§ Written task:
Single out the lines of the material that contain "linear" and copy them.

>> Start Extracted entries

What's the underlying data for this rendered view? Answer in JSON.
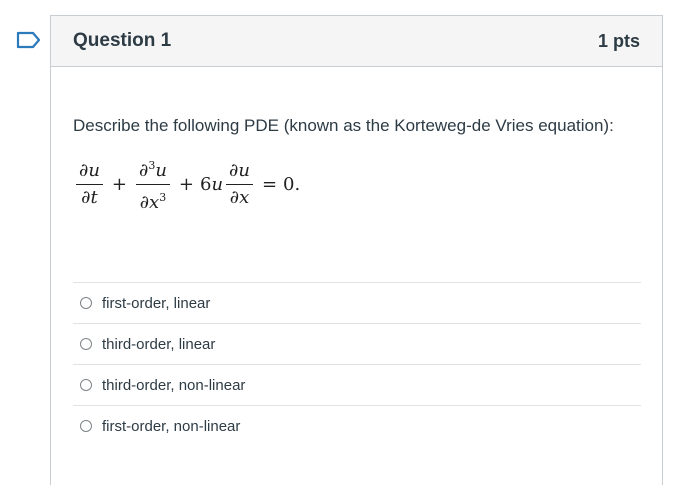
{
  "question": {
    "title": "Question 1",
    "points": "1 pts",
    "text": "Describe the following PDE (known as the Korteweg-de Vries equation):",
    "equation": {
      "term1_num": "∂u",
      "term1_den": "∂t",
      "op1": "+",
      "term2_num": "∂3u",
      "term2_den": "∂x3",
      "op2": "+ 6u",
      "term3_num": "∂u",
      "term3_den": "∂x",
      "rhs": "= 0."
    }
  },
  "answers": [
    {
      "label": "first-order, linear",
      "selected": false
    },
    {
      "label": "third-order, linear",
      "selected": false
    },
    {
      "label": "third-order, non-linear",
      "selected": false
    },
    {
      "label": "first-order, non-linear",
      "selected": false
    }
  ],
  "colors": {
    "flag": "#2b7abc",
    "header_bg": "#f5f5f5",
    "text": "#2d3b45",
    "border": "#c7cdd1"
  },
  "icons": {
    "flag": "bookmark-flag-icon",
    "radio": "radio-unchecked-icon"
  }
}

>> End Extracted entries

§ Exercise answer:
      "label": "first-order, linear",
      "label": "third-order, linear",
      "label": "third-order, non-linear",
      "label": "first-order, non-linear",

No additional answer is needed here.